#### WHAT YOU SHOULD DO:
Make an exact copy of all the entries, but do not reproduce the pictures.

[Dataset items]

━━━━

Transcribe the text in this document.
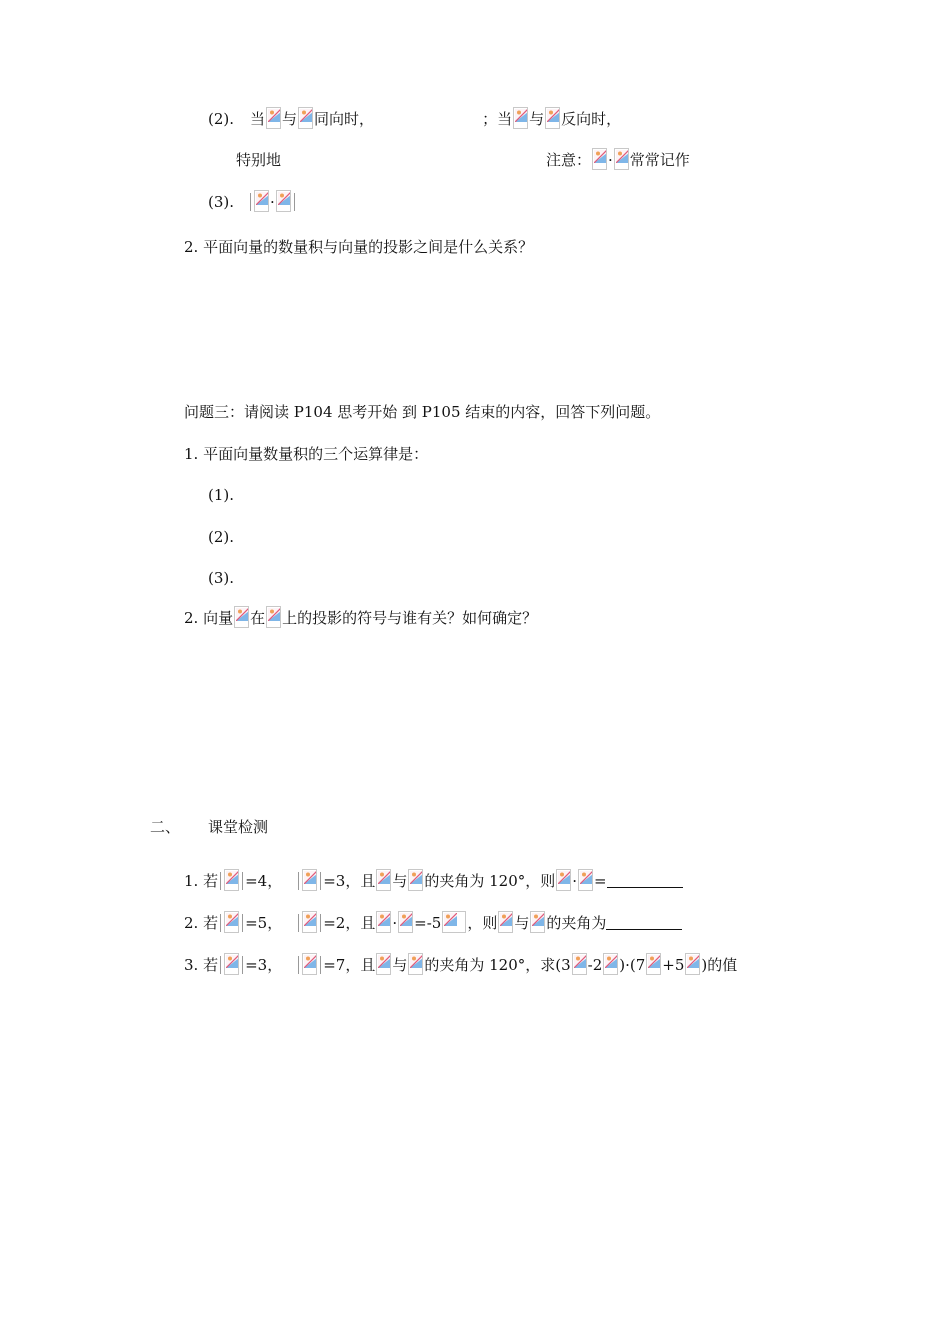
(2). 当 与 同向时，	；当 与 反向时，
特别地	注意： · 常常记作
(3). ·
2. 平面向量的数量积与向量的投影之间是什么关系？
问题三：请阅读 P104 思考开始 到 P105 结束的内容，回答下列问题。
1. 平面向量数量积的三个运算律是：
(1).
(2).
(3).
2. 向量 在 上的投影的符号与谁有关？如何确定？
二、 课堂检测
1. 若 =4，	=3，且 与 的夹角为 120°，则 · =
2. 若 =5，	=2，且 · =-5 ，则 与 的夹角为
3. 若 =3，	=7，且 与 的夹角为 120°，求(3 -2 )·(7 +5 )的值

━━━━

#### EXERCISE RESULT:
Transcribe the text in this document.
(2). 当 与 同向时，	；当 与 反向时，
特别地	注意： · 常常记作
(3). ·
2. 平面向量的数量积与向量的投影之间是什么关系？
问题三：请阅读 P104 思考开始 到 P105 结束的内容，回答下列问题。
1. 平面向量数量积的三个运算律是：
(1).
(2).
(3).
2. 向量 在 上的投影的符号与谁有关？如何确定？
二、 课堂检测
1. 若 =4，	=3，且 与 的夹角为 120°，则 · =
2. 若 =5，	=2，且 · =-5 ，则 与 的夹角为
3. 若 =3，	=7，且 与 的夹角为 120°，求(3 -2 )·(7 +5 )的值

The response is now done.